▶ [TO BE DONE]
Among the entries below, find the lines with "number" and copy them.

▶ [DATASET CONTENT]

┌──

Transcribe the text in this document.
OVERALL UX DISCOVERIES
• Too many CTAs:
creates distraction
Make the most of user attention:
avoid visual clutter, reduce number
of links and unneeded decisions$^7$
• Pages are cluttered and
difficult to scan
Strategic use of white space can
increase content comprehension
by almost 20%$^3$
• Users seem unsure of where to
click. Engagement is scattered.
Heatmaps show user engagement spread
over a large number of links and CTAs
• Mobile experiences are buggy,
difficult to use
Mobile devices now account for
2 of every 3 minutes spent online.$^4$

└──
┌──

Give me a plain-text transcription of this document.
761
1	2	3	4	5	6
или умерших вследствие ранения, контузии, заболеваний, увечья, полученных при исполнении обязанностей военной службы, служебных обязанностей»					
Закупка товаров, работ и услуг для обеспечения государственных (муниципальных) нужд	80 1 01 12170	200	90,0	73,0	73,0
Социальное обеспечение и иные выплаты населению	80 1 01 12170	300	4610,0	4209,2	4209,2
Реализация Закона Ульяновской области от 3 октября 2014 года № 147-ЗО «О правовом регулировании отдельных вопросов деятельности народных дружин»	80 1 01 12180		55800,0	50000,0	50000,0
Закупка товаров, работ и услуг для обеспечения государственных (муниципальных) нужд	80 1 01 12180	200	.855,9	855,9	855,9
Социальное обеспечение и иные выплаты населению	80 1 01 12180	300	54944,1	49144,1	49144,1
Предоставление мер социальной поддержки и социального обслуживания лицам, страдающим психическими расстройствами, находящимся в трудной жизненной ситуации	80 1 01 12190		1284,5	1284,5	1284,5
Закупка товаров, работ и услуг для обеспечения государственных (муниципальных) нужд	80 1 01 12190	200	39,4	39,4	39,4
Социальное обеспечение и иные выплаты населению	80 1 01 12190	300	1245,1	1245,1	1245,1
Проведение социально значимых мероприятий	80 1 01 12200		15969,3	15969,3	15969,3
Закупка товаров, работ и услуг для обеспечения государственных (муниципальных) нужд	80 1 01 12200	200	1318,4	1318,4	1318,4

└──

▶ [SOLUTION FOR THIS TASK]
avoid visual clutter, reduce number
over a large number of links and CTAs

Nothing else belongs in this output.